[THE EXERCISE] Scan the following material for the string "Configure" and copy each line in which it appears.

-- START RECORDED DATA --

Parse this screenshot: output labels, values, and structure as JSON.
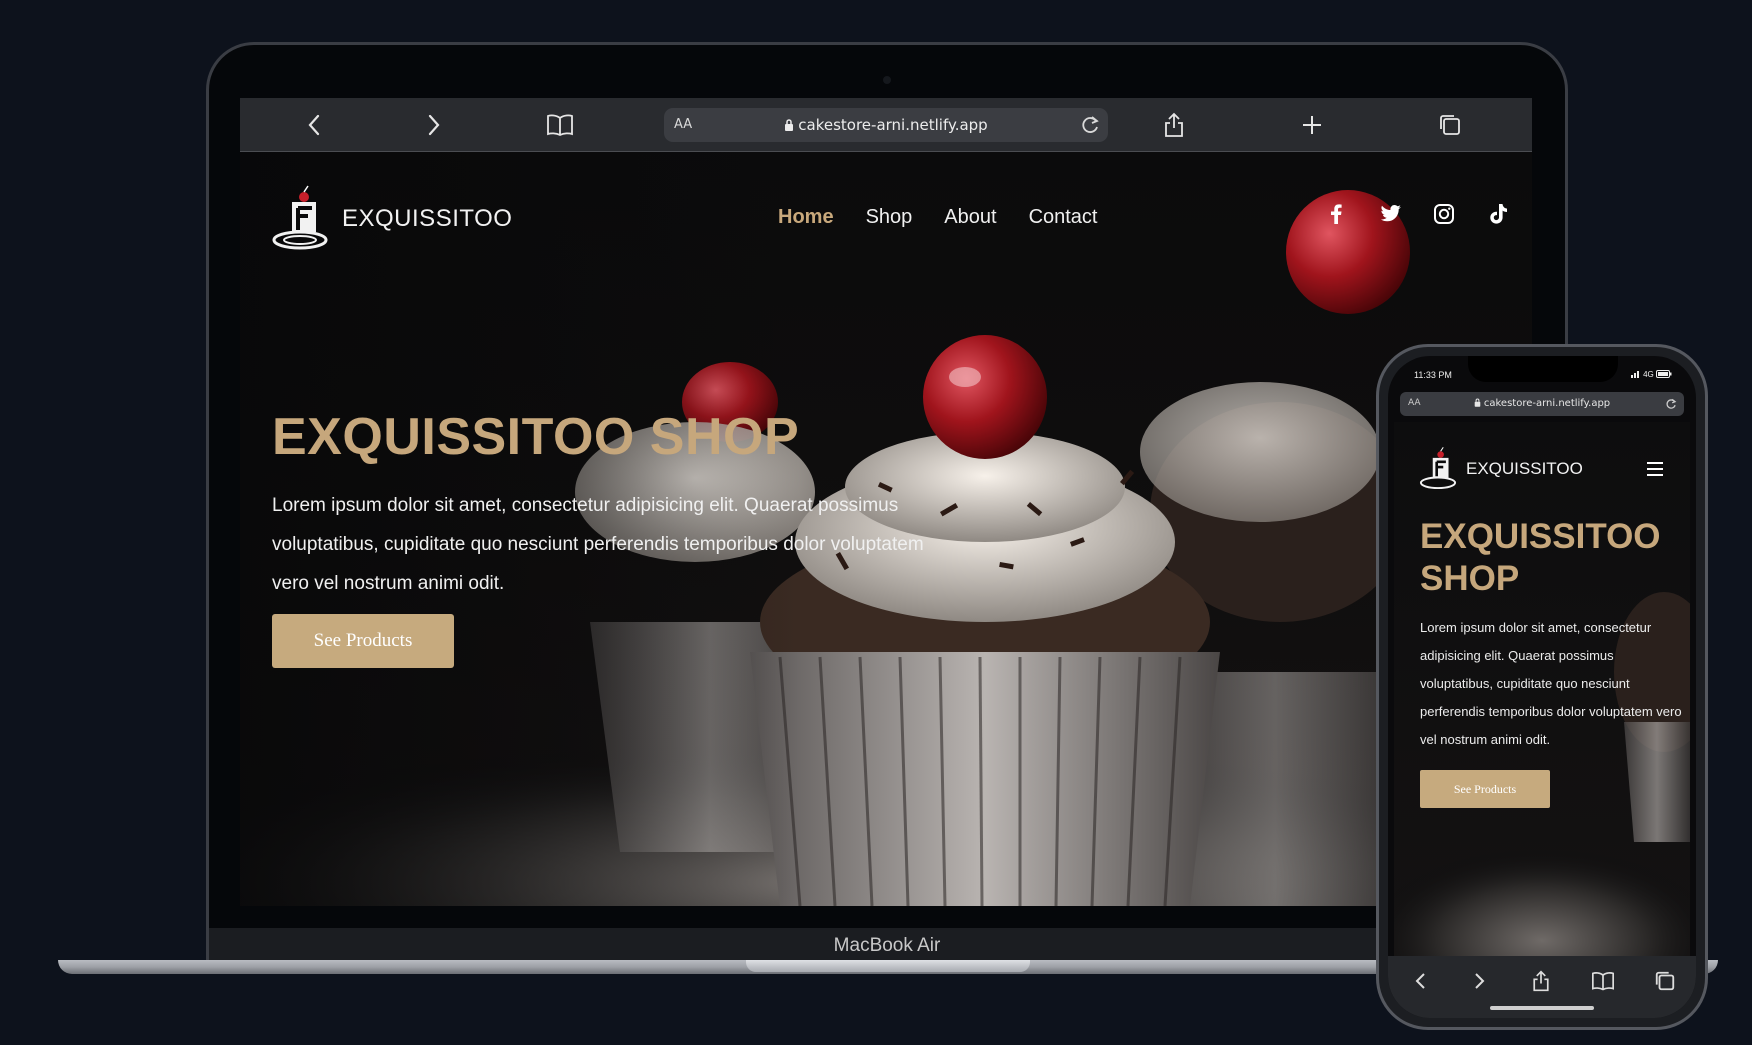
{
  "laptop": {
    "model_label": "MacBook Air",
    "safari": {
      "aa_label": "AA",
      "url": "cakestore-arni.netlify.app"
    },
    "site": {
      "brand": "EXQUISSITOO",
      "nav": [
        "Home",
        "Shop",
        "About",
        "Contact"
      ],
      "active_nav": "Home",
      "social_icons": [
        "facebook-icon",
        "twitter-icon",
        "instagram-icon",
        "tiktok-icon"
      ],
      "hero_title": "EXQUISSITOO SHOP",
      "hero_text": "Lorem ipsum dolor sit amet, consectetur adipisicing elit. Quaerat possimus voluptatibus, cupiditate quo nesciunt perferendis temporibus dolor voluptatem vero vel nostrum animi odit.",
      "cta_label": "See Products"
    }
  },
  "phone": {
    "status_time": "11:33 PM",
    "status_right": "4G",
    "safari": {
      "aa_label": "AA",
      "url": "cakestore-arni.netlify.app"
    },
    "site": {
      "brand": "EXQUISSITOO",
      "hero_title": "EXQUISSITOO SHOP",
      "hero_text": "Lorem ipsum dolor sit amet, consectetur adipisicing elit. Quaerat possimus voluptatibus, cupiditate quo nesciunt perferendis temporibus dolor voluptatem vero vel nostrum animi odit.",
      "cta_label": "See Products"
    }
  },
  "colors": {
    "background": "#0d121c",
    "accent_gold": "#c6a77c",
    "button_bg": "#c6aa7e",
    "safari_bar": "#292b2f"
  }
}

-- END RECORDED DATA --
-- START RECORDED DATA --

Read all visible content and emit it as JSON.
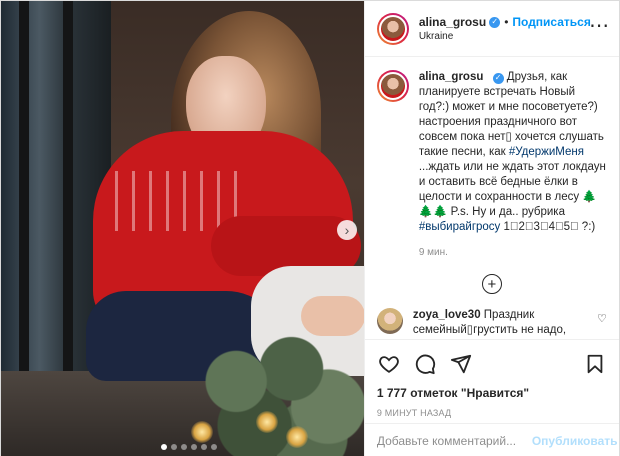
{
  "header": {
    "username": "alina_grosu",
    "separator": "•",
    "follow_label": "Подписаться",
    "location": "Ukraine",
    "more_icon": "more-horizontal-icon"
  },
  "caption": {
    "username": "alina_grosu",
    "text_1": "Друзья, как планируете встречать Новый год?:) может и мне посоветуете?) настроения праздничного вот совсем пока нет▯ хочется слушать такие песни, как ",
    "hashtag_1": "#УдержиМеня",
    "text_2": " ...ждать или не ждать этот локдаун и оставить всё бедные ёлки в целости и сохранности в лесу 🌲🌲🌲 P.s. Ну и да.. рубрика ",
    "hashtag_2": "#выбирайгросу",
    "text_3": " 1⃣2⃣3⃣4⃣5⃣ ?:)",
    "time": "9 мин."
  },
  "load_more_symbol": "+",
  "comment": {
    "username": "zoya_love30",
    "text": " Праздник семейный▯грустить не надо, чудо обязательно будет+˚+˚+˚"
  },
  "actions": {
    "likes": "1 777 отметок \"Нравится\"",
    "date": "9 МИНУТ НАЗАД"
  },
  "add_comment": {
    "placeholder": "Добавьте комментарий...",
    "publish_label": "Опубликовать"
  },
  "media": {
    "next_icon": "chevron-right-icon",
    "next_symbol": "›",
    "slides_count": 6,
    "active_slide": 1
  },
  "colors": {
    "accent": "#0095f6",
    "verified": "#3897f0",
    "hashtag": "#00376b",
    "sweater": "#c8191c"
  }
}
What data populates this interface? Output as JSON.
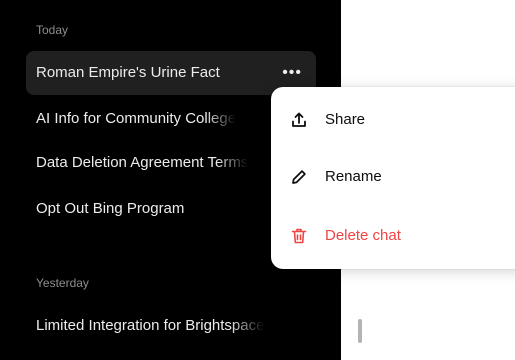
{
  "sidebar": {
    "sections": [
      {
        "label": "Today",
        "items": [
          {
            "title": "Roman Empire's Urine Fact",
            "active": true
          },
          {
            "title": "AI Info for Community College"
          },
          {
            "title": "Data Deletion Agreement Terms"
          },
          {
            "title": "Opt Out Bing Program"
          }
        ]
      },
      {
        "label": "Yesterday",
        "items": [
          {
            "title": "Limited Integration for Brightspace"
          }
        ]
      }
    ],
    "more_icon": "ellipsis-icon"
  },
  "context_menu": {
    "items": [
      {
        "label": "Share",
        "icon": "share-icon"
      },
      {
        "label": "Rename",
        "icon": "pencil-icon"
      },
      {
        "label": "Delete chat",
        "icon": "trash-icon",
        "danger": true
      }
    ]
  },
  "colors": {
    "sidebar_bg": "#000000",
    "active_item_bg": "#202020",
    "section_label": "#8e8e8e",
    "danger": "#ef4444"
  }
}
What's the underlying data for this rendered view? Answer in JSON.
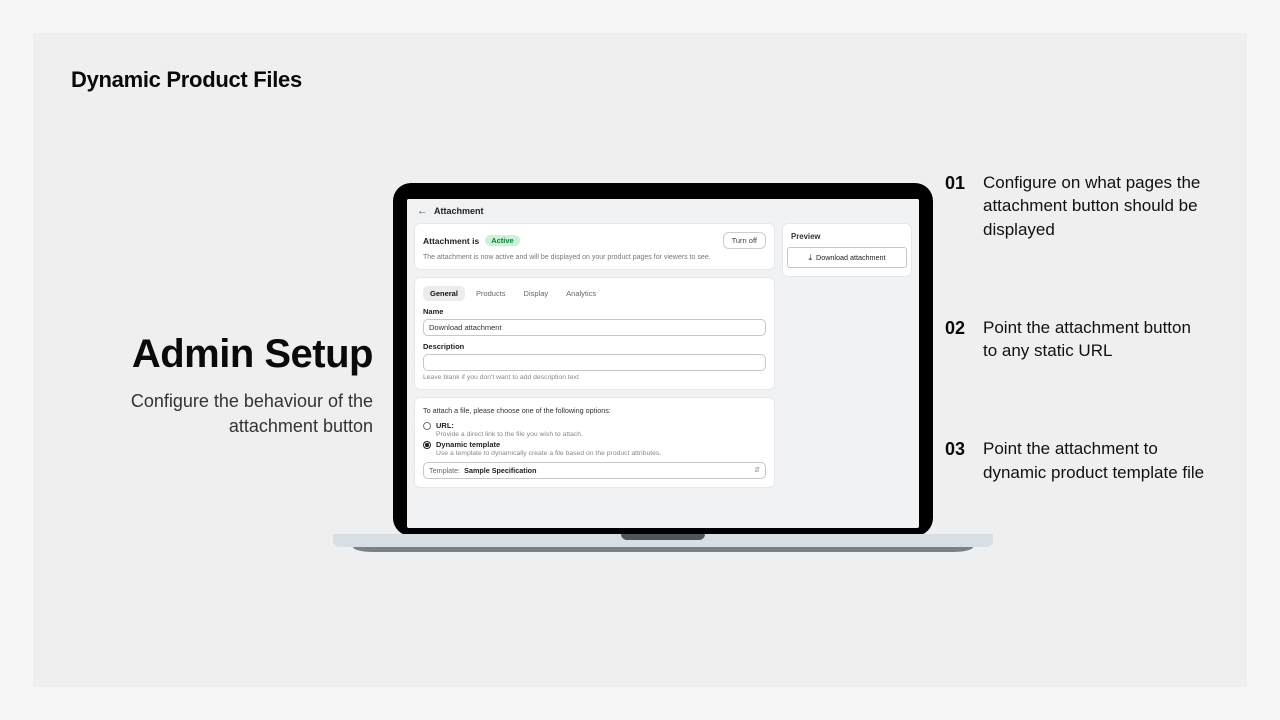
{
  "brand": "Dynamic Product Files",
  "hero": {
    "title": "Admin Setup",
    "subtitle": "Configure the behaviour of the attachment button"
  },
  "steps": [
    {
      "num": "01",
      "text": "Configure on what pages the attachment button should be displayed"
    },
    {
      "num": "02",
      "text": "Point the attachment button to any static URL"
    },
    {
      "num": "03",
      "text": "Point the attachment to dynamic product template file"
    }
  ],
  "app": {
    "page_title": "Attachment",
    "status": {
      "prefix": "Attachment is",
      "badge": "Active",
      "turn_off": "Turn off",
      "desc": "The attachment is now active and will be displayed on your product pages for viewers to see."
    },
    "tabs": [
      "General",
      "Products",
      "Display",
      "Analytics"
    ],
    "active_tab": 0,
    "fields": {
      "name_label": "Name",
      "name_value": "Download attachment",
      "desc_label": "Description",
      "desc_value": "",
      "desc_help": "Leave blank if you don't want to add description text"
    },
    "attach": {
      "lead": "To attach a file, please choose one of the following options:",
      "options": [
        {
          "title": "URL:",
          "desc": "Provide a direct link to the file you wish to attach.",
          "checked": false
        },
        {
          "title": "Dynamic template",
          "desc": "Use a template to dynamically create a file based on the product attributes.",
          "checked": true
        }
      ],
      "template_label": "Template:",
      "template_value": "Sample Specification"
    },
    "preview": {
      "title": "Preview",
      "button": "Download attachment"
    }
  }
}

-- END RECORDED DATA --

[TASK ANSWER]
    "subtitle": "Configure the behaviour of the attachment button"
      "text": "Configure on what pages the attachment button should be displayed"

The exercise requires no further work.